## OBJECTIVE
All lines featuring the string "plasma" are to be listed.

## RECORDS SHOWN
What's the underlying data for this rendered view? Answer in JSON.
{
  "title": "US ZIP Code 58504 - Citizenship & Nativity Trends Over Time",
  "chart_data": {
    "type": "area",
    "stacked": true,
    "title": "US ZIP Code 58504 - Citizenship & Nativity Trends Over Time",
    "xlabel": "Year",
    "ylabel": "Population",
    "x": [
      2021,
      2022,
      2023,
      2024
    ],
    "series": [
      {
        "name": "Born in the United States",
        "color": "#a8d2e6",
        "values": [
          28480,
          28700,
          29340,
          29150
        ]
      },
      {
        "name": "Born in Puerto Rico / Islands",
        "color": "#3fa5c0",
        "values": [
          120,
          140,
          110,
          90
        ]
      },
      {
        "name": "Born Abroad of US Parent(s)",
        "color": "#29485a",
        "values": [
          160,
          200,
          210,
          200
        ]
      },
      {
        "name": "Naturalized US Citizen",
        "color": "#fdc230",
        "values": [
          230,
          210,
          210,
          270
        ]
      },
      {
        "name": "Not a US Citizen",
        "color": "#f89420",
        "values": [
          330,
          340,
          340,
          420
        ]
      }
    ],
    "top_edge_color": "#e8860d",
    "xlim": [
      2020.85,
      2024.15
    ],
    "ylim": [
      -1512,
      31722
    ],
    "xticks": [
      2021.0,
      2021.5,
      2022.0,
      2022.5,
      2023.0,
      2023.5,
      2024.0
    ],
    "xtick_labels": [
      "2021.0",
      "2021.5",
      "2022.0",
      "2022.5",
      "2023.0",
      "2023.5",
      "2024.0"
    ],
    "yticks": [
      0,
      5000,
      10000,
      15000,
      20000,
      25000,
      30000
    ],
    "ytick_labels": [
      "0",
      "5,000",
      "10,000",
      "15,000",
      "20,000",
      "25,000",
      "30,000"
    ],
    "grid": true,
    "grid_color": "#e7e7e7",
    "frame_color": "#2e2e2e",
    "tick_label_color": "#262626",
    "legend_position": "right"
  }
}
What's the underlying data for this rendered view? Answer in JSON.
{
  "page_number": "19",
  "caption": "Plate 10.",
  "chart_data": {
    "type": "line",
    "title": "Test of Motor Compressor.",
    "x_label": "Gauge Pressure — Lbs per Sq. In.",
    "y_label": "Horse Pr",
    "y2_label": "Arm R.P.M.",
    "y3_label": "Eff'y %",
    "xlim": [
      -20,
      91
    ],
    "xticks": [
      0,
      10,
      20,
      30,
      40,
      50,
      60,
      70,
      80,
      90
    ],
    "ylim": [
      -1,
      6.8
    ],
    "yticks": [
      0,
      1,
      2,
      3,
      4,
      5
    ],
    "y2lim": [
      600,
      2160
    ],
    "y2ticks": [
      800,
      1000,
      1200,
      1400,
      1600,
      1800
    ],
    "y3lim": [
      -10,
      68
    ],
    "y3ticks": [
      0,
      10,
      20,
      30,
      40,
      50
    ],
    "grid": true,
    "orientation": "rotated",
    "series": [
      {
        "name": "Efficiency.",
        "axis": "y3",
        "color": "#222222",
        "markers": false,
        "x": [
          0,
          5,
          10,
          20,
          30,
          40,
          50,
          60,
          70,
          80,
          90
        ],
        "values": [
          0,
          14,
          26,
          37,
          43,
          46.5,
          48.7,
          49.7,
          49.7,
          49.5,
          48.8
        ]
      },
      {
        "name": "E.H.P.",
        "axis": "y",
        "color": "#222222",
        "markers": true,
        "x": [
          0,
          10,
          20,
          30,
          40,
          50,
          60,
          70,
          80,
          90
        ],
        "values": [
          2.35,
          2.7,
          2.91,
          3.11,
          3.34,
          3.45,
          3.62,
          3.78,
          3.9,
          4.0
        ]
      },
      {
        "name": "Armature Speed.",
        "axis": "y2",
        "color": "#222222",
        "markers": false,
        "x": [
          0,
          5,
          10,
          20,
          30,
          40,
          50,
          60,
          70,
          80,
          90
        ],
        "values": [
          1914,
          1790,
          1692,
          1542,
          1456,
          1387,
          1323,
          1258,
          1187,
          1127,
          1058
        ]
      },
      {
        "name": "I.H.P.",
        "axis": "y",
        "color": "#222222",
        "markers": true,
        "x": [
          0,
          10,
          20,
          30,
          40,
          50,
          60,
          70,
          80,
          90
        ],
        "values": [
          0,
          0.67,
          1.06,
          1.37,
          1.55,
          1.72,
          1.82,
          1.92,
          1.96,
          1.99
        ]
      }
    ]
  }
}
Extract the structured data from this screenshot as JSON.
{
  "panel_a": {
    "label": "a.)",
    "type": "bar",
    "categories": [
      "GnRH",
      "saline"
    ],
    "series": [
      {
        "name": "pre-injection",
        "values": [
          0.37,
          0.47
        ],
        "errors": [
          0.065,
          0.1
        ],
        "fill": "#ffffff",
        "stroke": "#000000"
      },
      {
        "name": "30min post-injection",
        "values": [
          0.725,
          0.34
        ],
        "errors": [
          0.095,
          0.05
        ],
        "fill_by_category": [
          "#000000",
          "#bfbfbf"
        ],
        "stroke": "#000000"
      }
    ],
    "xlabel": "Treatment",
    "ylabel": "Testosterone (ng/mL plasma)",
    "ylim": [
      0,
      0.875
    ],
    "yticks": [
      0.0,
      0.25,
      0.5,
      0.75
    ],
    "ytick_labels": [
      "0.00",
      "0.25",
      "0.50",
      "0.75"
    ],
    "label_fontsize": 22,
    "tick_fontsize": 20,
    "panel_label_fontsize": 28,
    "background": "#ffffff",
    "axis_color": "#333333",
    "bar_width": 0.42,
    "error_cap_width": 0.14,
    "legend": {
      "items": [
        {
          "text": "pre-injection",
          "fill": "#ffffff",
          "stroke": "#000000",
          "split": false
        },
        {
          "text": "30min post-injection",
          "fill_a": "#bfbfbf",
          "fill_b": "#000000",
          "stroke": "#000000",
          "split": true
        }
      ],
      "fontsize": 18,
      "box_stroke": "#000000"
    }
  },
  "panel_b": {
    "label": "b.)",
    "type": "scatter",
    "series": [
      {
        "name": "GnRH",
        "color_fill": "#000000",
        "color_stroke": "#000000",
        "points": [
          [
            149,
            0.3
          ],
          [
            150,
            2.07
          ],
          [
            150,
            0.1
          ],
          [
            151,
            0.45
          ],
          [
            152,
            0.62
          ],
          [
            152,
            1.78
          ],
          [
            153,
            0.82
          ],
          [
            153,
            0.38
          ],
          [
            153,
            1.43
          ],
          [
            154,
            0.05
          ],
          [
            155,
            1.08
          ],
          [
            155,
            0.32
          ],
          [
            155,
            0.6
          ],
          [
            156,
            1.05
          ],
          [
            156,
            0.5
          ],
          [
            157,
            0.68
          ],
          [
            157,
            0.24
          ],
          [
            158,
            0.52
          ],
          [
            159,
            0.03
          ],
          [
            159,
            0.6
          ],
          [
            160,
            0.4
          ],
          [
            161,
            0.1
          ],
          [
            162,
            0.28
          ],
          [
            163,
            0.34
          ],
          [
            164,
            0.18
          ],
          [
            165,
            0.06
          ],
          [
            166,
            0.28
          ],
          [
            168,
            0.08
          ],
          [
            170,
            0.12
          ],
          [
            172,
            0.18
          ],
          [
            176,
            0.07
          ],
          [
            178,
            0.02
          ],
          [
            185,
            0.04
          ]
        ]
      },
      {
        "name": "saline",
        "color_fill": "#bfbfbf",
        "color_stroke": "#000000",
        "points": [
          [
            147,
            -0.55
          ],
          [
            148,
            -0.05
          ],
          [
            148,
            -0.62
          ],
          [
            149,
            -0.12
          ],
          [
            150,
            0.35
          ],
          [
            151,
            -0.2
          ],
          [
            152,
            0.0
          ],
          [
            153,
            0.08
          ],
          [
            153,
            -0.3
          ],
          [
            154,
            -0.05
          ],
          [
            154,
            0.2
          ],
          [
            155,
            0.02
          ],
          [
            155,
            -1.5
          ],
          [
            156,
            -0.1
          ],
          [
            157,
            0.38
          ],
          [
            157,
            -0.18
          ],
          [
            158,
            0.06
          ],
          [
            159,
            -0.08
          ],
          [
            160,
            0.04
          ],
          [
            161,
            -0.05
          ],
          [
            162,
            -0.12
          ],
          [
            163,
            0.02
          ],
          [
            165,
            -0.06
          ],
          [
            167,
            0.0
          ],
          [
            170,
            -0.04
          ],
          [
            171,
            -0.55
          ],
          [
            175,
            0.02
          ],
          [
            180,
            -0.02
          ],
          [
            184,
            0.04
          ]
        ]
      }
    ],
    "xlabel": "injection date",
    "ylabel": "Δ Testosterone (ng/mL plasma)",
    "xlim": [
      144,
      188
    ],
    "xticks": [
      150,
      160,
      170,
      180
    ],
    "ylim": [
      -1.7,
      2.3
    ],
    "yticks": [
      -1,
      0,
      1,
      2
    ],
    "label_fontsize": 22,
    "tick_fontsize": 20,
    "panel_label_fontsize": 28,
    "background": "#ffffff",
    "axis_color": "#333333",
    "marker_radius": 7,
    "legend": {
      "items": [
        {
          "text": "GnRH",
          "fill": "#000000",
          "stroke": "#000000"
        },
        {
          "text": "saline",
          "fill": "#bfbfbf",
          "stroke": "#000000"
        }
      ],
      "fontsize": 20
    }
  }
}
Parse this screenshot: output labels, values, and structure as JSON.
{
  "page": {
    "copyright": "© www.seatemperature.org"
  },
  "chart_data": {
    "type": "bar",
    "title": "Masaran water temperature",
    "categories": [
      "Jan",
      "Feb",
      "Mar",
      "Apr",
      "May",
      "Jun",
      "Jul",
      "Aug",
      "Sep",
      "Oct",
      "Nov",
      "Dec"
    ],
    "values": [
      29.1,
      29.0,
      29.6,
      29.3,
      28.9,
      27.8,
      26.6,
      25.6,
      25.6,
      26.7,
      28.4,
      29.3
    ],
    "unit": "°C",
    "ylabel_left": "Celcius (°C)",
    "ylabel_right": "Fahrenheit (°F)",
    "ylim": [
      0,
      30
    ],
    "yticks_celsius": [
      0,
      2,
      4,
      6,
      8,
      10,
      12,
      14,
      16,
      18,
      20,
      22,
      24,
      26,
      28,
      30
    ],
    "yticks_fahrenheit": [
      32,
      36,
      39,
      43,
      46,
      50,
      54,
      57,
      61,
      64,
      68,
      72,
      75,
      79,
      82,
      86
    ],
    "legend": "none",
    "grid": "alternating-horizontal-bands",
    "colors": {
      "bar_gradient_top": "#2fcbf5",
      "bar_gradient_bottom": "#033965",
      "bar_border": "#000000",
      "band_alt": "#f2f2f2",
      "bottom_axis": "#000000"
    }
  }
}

## SOLUTION TO THIS PROBLEM
    "ylabel": "Testosterone (ng/mL plasma)",
    "ylabel": "Δ Testosterone (ng/mL plasma)",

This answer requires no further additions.